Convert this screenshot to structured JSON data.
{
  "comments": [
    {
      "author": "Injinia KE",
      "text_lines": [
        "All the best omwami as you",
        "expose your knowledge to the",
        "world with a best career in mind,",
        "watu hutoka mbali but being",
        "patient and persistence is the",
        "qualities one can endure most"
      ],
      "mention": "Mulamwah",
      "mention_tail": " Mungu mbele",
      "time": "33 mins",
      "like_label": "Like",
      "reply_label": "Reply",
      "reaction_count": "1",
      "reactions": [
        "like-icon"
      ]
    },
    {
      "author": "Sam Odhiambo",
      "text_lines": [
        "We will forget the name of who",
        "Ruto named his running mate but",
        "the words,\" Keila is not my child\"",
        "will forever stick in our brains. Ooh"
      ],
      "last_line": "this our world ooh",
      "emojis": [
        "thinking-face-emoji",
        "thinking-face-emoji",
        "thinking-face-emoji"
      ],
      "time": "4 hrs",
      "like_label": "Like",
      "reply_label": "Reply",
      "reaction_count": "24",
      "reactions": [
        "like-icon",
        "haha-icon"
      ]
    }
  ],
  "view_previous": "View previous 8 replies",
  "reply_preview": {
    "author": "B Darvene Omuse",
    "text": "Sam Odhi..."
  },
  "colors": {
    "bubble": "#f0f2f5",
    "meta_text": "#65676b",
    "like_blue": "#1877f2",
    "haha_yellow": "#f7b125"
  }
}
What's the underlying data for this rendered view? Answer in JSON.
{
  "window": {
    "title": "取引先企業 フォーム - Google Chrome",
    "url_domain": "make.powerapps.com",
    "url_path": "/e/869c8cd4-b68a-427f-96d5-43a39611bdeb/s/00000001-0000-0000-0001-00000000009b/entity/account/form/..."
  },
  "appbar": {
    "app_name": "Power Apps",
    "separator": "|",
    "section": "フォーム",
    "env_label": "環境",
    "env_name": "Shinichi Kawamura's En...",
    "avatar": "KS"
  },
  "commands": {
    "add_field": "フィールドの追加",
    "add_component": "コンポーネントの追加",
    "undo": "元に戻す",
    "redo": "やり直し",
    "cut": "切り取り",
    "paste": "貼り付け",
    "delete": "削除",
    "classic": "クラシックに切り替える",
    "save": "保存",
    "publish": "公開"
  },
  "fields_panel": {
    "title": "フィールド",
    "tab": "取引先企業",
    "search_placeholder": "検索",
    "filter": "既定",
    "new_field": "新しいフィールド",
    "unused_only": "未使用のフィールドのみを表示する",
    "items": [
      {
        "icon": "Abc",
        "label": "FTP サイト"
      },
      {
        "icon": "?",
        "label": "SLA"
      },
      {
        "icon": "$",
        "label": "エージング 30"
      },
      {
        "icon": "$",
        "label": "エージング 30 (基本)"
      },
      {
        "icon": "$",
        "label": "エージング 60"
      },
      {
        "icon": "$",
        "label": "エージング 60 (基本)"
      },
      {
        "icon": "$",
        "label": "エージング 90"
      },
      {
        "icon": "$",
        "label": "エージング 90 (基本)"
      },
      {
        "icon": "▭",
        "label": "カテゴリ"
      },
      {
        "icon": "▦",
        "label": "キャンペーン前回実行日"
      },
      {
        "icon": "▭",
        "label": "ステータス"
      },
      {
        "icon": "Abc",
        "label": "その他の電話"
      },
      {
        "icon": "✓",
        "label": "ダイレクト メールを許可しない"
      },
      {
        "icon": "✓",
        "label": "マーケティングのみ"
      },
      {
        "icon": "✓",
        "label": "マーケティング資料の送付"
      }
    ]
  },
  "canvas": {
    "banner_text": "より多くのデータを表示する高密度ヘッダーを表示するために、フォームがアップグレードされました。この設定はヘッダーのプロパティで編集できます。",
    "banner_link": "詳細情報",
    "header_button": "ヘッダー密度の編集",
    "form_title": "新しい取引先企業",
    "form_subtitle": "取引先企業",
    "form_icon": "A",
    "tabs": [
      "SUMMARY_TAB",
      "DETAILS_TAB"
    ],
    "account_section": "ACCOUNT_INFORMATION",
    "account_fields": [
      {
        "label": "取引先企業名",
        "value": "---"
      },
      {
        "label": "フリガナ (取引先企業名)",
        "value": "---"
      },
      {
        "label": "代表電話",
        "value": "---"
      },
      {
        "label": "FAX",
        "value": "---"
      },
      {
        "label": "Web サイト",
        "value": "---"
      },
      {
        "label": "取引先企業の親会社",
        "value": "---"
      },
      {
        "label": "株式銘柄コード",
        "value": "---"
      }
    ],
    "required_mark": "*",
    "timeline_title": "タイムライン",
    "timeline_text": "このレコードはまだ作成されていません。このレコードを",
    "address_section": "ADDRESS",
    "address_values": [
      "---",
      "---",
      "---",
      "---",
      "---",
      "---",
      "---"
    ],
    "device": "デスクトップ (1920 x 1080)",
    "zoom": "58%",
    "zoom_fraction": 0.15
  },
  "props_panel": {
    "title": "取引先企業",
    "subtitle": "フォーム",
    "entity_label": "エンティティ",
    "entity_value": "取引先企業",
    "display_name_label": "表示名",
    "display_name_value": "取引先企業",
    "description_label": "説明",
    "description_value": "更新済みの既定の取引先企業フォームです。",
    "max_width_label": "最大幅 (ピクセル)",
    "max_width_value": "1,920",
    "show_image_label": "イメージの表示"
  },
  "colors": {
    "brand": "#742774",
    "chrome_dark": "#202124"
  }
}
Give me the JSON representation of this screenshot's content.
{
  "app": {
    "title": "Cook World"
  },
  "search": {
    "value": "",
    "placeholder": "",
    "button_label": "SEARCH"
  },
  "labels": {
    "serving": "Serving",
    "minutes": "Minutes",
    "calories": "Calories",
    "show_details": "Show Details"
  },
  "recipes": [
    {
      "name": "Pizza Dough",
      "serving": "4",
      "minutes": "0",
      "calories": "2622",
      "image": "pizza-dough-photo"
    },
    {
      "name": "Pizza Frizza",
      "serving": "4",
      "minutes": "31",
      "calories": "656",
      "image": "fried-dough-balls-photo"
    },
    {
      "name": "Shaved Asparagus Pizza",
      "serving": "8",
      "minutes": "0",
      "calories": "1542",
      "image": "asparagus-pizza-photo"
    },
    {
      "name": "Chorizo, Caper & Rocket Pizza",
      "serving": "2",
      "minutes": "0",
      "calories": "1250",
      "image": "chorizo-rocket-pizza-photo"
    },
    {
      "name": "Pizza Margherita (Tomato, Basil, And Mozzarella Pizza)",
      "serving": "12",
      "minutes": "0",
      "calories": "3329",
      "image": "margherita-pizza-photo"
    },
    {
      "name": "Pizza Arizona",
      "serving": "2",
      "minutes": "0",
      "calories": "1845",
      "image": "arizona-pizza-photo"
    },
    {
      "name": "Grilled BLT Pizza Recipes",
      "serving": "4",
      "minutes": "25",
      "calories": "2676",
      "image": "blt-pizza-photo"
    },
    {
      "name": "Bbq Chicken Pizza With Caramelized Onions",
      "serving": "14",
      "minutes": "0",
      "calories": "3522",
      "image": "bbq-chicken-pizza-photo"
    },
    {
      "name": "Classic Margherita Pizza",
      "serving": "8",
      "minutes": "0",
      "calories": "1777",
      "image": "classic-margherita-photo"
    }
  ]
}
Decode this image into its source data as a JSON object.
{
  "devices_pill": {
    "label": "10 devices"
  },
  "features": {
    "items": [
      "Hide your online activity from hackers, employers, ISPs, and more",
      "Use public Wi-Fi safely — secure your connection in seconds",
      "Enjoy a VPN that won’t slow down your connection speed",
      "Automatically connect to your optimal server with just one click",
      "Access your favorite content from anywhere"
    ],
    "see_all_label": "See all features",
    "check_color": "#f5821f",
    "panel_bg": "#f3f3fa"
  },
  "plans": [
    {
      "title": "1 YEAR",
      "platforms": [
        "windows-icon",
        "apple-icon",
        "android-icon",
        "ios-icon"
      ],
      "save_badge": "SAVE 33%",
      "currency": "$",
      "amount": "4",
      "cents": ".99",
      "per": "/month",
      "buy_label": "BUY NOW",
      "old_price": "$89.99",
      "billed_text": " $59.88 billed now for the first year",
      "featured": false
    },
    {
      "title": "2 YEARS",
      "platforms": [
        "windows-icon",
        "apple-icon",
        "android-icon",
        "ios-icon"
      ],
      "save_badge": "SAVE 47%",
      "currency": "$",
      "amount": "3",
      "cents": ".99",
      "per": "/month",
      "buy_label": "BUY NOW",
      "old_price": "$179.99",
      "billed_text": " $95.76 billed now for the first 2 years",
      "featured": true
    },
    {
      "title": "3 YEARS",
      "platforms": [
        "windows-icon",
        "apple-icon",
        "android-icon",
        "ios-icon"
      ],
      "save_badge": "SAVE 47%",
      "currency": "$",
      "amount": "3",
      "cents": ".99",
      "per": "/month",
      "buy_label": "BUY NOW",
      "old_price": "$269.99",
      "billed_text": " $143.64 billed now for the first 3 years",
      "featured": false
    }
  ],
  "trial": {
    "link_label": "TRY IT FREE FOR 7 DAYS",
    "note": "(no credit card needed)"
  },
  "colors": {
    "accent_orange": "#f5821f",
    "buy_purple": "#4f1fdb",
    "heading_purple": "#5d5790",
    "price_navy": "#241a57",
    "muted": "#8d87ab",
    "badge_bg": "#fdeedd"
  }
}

- - - - - - -

WORK TO DO: Select every line where the word "data" occurs.

CORRECT ANSWER:
Convert this screenshot to structured JSON data.
What's the underlying data for this rendered view? Answer in JSON.
Decode this image into its source data as a JSON object.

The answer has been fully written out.